Each entry below should be written out exactly as it is, with no pictures.

■ ■ ■ ■ ■

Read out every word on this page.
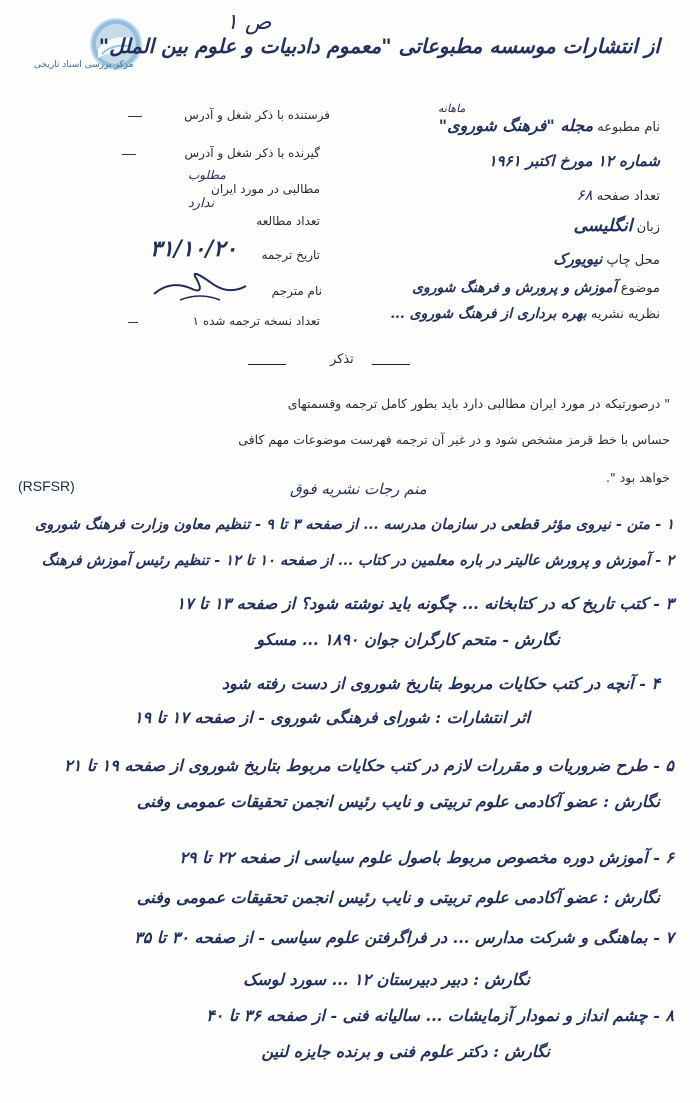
مرکز بررسی اسناد تاریخی
۱ ص
از انتشارات موسسه مطبوعاتی "معموم دادبیات و علوم بین الملل"
فرستنده با ذکر شغل و آدرس
گیرنده با ذکر شغل و آدرس
مطلوب
مطالبی در مورد ایران
ندارد
تعداد مطالعه
تاریخ ترجمه
۳۱/۱۰/۲۰
نام مترجم
تعداد نسخه ترجمه شده ۱
نام مطبوعه مجله "فرهنگ شوروی"
ماهانه
شماره ۱۲ مورخ اکتبر ۱۹۶۱
تعداد صفحه ۶۸
زبان انگلیسی
محل چاپ نیویورک
موضوع آموزش و پرورش و فرهنگ شوروی
نظریه نشریه بهره برداری از فرهنگ شوروی ...
تذکر
" درصورتیکه در مورد ایران مطالبی دارد باید بطور کامل ترجمه وقسمتهای
حساس با خط قرمز مشخص شود و در غیر آن ترجمه فهرست موضوعات مهم کافی
خواهد بود ".
(RSFSR)	منم رجات نشریه فوق
۱ - متن - نیروی مؤثر قطعی در سازمان مدرسه ... از صفحه ۳ تا ۹ - تنظیم معاون وزارت فرهنگ شوروی
۲ - آموزش و پرورش عالیتر در باره معلمین در کتاب ... از صفحه ۱۰ تا ۱۲ - تنظیم رئیس آموزش فرهنگ
۳ - کتب تاریخ که در کتابخانه ... چگونه باید نوشته شود؟ از صفحه ۱۳ تا ۱۷
نگارش - متحم کارگران جوان ۱۸۹۰ ... مسکو
۴ - آنچه در کتب حکایات مربوط بتاریخ شوروی از دست رفته شود
اثر انتشارات : شورای فرهنگی شوروی - از صفحه ۱۷ تا ۱۹
۵ - طرح ضروریات و مقررات لازم در کتب حکایات مربوط بتاریخ شوروی از صفحه ۱۹ تا ۲۱
نگارش : عضو آکادمی علوم تربیتی و نایب رئیس انجمن تحقیقات عمومی وفنی
۶ - آموزش دوره مخصوص مربوط باصول علوم سیاسی از صفحه ۲۲ تا ۲۹
نگارش : عضو آکادمی علوم تربیتی و نایب رئیس انجمن تحقیقات عمومی وفنی
۷ - بماهنگی و شرکت مدارس ... در فراگرفتن علوم سیاسی - از صفحه ۳۰ تا ۳۵
نگارش : دبیر دبیرستان ۱۲ ... سورد لوسک
۸ - چشم انداز و نمودار آزمایشات ... سالیانه فنی - از صفحه ۳۶ تا ۴۰
نگارش : دکتر علوم فنی و برنده جایزه لنین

■ ■ ■ ■ ■

*COMPLETE OUTPUT*:
Read out every word on this page.
مرکز بررسی اسناد تاریخی
۱ ص
از انتشارات موسسه مطبوعاتی "معموم دادبیات و علوم بین الملل"
فرستنده با ذکر شغل و آدرس
گیرنده با ذکر شغل و آدرس
مطلوب
مطالبی در مورد ایران
ندارد
تعداد مطالعه
تاریخ ترجمه
۳۱/۱۰/۲۰
نام مترجم
تعداد نسخه ترجمه شده ۱
نام مطبوعه مجله "فرهنگ شوروی"
ماهانه
شماره ۱۲ مورخ اکتبر ۱۹۶۱
تعداد صفحه ۶۸
زبان انگلیسی
محل چاپ نیویورک
موضوع آموزش و پرورش و فرهنگ شوروی
نظریه نشریه بهره برداری از فرهنگ شوروی ...
تذکر
" درصورتیکه در مورد ایران مطالبی دارد باید بطور کامل ترجمه وقسمتهای
حساس با خط قرمز مشخص شود و در غیر آن ترجمه فهرست موضوعات مهم کافی
خواهد بود ".
(RSFSR)	منم رجات نشریه فوق
۱ - متن - نیروی مؤثر قطعی در سازمان مدرسه ... از صفحه ۳ تا ۹ - تنظیم معاون وزارت فرهنگ شوروی
۲ - آموزش و پرورش عالیتر در باره معلمین در کتاب ... از صفحه ۱۰ تا ۱۲ - تنظیم رئیس آموزش فرهنگ
۳ - کتب تاریخ که در کتابخانه ... چگونه باید نوشته شود؟ از صفحه ۱۳ تا ۱۷
نگارش - متحم کارگران جوان ۱۸۹۰ ... مسکو
۴ - آنچه در کتب حکایات مربوط بتاریخ شوروی از دست رفته شود
اثر انتشارات : شورای فرهنگی شوروی - از صفحه ۱۷ تا ۱۹
۵ - طرح ضروریات و مقررات لازم در کتب حکایات مربوط بتاریخ شوروی از صفحه ۱۹ تا ۲۱
نگارش : عضو آکادمی علوم تربیتی و نایب رئیس انجمن تحقیقات عمومی وفنی
۶ - آموزش دوره مخصوص مربوط باصول علوم سیاسی از صفحه ۲۲ تا ۲۹
نگارش : عضو آکادمی علوم تربیتی و نایب رئیس انجمن تحقیقات عمومی وفنی
۷ - بماهنگی و شرکت مدارس ... در فراگرفتن علوم سیاسی - از صفحه ۳۰ تا ۳۵
نگارش : دبیر دبیرستان ۱۲ ... سورد لوسک
۸ - چشم انداز و نمودار آزمایشات ... سالیانه فنی - از صفحه ۳۶ تا ۴۰
نگارش : دکتر علوم فنی و برنده جایزه لنین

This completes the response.